Output the full listing below exactly as it reads, and skip anything that is a picture.
= = = = = = =
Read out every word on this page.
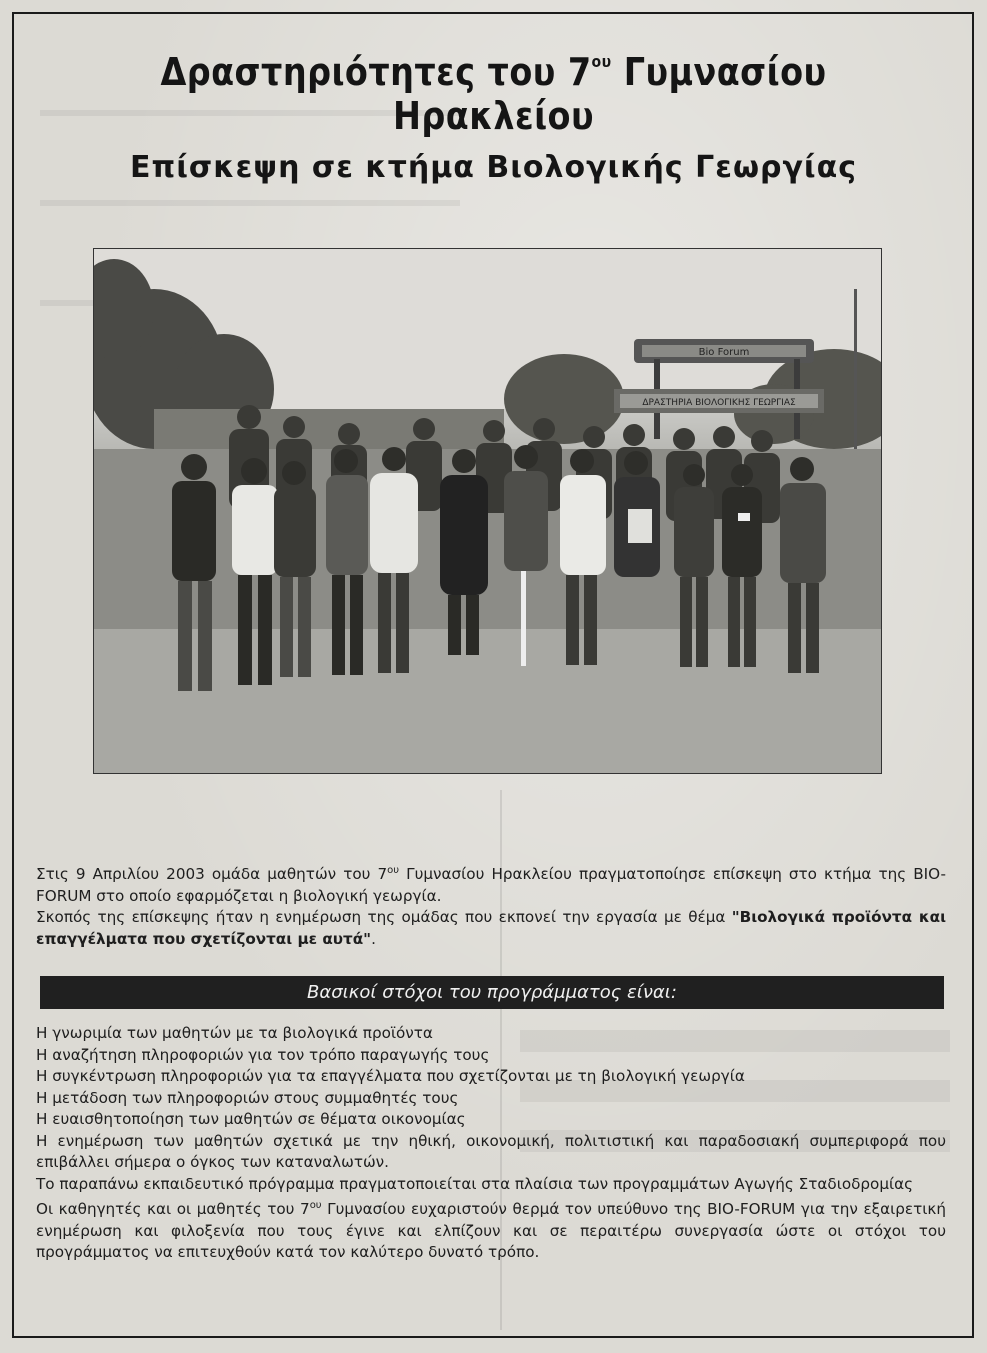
Δραστηριότητες του $7^{o\upsilon}$ Γυμνασίου Ηρακλείου
Επίσκεψη σε κτήμα Βιολογικής Γεωργίας
Bio Forum
ΔΡΑΣΤΗΡΙΑ ΒΙΟΛΟΓΙΚΗΣ ΓΕΩΡΓΙΑΣ

Στις 9 Απριλίου 2003 ομάδα μαθητών του $7^{o\upsilon}$ Γυμνασίου Ηρακλείου πραγματοποίησε επίσκεψη στο κτήμα της BIO-FORUM στο οποίο εφαρμόζεται η βιολογική γεωργία.

Σκοπός της επίσκεψης ήταν η ενημέρωση της ομάδας που εκπονεί την εργασία με θέμα "Βιολογικά προϊόντα και επαγγέλματα που σχετίζονται με αυτά".

Βασικοί στόχοι του προγράμματος είναι:

Η γνωριμία των μαθητών με τα βιολογικά προϊόντα

Η αναζήτηση πληροφοριών για τον τρόπο παραγωγής τους

Η συγκέντρωση πληροφοριών για τα επαγγέλματα που σχετίζονται με τη βιολογική γεωργία

Η μετάδοση των πληροφοριών στους συμμαθητές τους

Η ευαισθητοποίηση των μαθητών σε θέματα οικονομίας

Η ενημέρωση των μαθητών σχετικά με την ηθική, οικονομική, πολιτιστική και παραδοσιακή συμπεριφορά που επιβάλλει σήμερα ο όγκος των καταναλωτών.

Το παραπάνω εκπαιδευτικό πρόγραμμα πραγματοποιείται στα πλαίσια των προγραμμάτων Αγωγής Σταδιοδρομίας

Οι καθηγητές και οι μαθητές του $7^{o\upsilon}$ Γυμνασίου ευχαριστούν θερμά τον υπεύθυνο της BIO-FORUM για την εξαιρετική ενημέρωση και φιλοξενία που τους έγινε και ελπίζουν και σε περαιτέρω συνεργασία ώστε οι στόχοι του προγράμματος να επιτευχθούν κατά τον καλύτερο δυνατό τρόπο.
= = = = = = =
§ EXERCISE SOLUTION
Read out every word on this page.
Δραστηριότητες του $7^{o\upsilon}$ Γυμνασίου Ηρακλείου
Επίσκεψη σε κτήμα Βιολογικής Γεωργίας
Bio Forum
ΔΡΑΣΤΗΡΙΑ ΒΙΟΛΟΓΙΚΗΣ ΓΕΩΡΓΙΑΣ

Στις 9 Απριλίου 2003 ομάδα μαθητών του $7^{o\upsilon}$ Γυμνασίου Ηρακλείου πραγματοποίησε επίσκεψη στο κτήμα της BIO-FORUM στο οποίο εφαρμόζεται η βιολογική γεωργία.

Σκοπός της επίσκεψης ήταν η ενημέρωση της ομάδας που εκπονεί την εργασία με θέμα "Βιολογικά προϊόντα και επαγγέλματα που σχετίζονται με αυτά".

Βασικοί στόχοι του προγράμματος είναι:

Η γνωριμία των μαθητών με τα βιολογικά προϊόντα

Η αναζήτηση πληροφοριών για τον τρόπο παραγωγής τους

Η συγκέντρωση πληροφοριών για τα επαγγέλματα που σχετίζονται με τη βιολογική γεωργία

Η μετάδοση των πληροφοριών στους συμμαθητές τους

Η ευαισθητοποίηση των μαθητών σε θέματα οικονομίας

Η ενημέρωση των μαθητών σχετικά με την ηθική, οικονομική, πολιτιστική και παραδοσιακή συμπεριφορά που επιβάλλει σήμερα ο όγκος των καταναλωτών.

Το παραπάνω εκπαιδευτικό πρόγραμμα πραγματοποιείται στα πλαίσια των προγραμμάτων Αγωγής Σταδιοδρομίας

Οι καθηγητές και οι μαθητές του $7^{o\upsilon}$ Γυμνασίου ευχαριστούν θερμά τον υπεύθυνο της BIO-FORUM για την εξαιρετική ενημέρωση και φιλοξενία που τους έγινε και ελπίζουν και σε περαιτέρω συνεργασία ώστε οι στόχοι του προγράμματος να επιτευχθούν κατά τον καλύτερο δυνατό τρόπο.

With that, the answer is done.